> **Raw records**
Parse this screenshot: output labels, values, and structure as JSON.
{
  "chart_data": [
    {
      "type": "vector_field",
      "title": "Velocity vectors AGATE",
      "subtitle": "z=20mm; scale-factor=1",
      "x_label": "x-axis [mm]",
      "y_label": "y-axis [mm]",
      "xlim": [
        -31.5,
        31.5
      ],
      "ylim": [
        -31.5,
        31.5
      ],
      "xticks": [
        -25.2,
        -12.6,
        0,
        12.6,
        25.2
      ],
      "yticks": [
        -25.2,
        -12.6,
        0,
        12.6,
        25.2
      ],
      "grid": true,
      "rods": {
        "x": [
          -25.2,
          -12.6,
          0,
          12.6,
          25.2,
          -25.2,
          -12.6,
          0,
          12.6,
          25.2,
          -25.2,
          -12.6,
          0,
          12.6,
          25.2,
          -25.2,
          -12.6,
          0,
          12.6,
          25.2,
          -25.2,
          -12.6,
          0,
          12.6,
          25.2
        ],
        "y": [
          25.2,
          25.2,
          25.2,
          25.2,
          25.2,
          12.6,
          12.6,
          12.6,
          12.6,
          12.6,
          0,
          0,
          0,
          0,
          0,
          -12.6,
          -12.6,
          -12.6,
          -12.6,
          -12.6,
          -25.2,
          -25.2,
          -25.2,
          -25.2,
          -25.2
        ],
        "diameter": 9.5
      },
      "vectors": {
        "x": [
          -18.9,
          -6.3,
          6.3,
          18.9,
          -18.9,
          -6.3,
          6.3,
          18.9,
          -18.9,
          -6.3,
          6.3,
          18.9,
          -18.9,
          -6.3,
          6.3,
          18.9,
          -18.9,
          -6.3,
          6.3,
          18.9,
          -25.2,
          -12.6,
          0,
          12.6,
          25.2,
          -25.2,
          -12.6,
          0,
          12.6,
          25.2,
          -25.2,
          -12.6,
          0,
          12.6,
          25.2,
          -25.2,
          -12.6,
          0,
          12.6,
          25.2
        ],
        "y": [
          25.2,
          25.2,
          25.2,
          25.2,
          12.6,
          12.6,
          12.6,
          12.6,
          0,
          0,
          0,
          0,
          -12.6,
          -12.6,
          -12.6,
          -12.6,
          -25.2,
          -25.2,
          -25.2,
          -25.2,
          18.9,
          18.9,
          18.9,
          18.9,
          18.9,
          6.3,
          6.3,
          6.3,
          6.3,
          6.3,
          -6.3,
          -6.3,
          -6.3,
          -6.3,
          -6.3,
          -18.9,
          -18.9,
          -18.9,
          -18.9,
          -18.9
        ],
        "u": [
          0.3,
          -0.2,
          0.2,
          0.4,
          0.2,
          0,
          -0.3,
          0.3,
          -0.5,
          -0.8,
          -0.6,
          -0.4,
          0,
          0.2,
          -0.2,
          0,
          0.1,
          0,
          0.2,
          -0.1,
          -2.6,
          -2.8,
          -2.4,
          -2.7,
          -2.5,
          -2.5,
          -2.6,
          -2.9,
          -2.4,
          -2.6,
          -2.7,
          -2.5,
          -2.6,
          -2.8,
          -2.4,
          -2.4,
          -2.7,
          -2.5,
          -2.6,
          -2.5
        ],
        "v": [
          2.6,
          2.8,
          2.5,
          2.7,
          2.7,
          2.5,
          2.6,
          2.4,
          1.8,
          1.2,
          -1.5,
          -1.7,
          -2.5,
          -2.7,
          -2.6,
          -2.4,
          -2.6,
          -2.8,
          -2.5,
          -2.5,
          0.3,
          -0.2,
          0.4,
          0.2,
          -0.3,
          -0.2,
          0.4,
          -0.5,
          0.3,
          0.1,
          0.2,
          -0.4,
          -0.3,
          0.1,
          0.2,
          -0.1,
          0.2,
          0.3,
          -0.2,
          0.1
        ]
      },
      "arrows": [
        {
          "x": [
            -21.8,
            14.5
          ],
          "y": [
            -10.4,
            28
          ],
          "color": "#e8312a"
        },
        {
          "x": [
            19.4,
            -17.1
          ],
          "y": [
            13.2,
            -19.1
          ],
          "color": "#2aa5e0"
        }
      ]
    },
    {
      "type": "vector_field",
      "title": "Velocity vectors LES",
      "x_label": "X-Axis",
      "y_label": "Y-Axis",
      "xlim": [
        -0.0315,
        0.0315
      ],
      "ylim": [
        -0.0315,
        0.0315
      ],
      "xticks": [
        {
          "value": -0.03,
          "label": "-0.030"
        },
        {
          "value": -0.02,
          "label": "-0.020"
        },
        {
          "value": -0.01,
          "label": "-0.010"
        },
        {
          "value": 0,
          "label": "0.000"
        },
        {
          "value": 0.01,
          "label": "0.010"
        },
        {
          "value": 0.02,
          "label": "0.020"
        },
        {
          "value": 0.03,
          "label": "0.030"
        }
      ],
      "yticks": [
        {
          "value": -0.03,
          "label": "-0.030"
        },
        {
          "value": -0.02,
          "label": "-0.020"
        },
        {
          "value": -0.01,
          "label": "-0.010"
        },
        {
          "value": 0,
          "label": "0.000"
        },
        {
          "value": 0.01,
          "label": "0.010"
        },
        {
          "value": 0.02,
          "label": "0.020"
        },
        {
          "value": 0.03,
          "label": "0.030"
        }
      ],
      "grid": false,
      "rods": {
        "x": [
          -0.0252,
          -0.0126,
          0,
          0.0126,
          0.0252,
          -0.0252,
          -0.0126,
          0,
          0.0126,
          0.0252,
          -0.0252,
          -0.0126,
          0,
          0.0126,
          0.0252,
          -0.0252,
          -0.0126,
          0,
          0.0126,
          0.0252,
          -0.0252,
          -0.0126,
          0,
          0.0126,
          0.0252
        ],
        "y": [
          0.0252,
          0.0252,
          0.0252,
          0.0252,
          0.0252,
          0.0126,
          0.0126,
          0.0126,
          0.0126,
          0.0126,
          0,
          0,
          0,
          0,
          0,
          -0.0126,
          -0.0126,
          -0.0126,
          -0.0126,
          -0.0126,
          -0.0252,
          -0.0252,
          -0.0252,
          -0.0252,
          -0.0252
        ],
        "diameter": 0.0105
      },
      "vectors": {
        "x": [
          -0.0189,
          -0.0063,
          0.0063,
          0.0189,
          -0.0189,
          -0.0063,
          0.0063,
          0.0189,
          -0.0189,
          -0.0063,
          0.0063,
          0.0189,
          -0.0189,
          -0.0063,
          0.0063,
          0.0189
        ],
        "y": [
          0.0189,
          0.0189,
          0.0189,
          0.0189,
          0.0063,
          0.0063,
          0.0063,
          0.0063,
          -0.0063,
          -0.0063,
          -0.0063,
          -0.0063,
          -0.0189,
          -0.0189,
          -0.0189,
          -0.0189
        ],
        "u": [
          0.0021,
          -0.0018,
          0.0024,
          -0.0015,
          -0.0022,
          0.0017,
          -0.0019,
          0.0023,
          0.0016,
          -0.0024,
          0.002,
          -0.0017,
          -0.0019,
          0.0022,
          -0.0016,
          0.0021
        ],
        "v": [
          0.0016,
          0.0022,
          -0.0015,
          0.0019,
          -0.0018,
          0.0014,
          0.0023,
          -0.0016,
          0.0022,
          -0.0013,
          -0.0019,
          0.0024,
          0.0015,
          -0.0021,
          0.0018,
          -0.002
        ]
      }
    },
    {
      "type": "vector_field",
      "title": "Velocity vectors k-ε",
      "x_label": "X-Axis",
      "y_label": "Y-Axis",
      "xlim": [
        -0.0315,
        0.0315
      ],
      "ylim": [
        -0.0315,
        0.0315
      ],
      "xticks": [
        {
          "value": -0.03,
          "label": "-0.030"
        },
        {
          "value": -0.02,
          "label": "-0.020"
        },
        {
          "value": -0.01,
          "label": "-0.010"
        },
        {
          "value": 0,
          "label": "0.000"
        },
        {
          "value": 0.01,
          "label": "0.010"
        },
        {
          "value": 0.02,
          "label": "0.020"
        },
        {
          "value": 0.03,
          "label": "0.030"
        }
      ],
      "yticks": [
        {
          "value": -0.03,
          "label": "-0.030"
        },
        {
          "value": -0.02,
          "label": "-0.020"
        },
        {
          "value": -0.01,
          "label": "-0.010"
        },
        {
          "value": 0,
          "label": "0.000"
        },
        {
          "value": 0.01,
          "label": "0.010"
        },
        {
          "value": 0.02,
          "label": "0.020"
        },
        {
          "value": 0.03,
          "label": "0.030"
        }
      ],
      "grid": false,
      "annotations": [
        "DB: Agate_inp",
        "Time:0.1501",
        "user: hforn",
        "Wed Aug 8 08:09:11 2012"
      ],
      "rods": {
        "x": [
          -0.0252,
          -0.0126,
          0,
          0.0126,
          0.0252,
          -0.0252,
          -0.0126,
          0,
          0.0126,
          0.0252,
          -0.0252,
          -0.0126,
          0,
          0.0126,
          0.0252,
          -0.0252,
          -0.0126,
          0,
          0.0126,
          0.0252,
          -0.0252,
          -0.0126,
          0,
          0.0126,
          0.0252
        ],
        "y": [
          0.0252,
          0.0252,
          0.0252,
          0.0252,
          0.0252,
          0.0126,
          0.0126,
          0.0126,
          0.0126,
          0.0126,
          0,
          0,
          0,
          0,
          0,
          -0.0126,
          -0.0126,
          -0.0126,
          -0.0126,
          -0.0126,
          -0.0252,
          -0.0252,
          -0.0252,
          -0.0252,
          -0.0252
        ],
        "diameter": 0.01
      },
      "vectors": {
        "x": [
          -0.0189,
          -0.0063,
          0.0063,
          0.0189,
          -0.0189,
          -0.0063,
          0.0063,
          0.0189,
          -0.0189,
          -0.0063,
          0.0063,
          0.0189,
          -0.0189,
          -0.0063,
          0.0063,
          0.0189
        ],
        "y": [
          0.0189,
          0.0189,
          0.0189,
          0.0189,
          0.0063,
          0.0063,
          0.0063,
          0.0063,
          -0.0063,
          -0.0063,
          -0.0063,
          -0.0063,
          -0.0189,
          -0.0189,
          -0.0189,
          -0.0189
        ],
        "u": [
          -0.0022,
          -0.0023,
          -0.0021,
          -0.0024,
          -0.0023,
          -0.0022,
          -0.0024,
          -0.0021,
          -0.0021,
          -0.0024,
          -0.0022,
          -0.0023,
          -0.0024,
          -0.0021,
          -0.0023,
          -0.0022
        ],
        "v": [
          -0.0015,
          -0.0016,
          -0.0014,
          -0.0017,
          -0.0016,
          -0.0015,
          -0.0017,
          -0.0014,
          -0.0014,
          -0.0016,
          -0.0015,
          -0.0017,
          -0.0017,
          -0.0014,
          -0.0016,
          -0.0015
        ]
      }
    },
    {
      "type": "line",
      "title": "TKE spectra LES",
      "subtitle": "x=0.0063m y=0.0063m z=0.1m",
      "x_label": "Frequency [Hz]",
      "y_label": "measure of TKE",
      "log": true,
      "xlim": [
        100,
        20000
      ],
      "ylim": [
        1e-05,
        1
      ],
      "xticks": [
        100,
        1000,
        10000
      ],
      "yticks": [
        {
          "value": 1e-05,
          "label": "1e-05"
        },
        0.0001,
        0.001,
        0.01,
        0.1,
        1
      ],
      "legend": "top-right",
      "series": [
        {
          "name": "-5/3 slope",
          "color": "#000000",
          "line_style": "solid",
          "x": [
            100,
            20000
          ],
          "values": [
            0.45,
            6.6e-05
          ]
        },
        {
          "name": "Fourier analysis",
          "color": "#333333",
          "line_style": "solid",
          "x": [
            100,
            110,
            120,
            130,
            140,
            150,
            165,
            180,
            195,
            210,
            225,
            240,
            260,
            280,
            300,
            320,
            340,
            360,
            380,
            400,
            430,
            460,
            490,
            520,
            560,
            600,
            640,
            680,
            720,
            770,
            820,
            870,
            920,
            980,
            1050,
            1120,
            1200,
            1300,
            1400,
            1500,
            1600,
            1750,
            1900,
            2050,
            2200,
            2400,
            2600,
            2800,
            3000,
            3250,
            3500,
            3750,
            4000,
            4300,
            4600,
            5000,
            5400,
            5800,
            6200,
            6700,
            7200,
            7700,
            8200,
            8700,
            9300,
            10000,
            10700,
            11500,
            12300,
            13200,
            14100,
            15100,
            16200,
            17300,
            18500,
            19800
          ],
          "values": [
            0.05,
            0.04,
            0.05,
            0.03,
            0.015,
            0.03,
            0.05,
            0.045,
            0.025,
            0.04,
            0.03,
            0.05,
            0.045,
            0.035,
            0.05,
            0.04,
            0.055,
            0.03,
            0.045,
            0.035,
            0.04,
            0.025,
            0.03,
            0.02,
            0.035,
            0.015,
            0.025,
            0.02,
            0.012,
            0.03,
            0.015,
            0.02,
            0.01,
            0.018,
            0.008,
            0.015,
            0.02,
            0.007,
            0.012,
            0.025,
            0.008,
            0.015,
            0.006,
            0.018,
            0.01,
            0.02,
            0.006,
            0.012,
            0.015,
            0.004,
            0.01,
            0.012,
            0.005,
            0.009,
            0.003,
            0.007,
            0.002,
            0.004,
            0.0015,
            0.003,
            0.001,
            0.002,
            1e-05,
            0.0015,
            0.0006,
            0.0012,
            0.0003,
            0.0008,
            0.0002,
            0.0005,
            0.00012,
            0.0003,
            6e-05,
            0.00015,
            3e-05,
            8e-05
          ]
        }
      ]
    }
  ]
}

> **Stated exercise**
Find all lines with "diameter" in them and copy each one.

> **Finished exercise**
        "diameter": 9.5
        "diameter": 0.0105
        "diameter": 0.01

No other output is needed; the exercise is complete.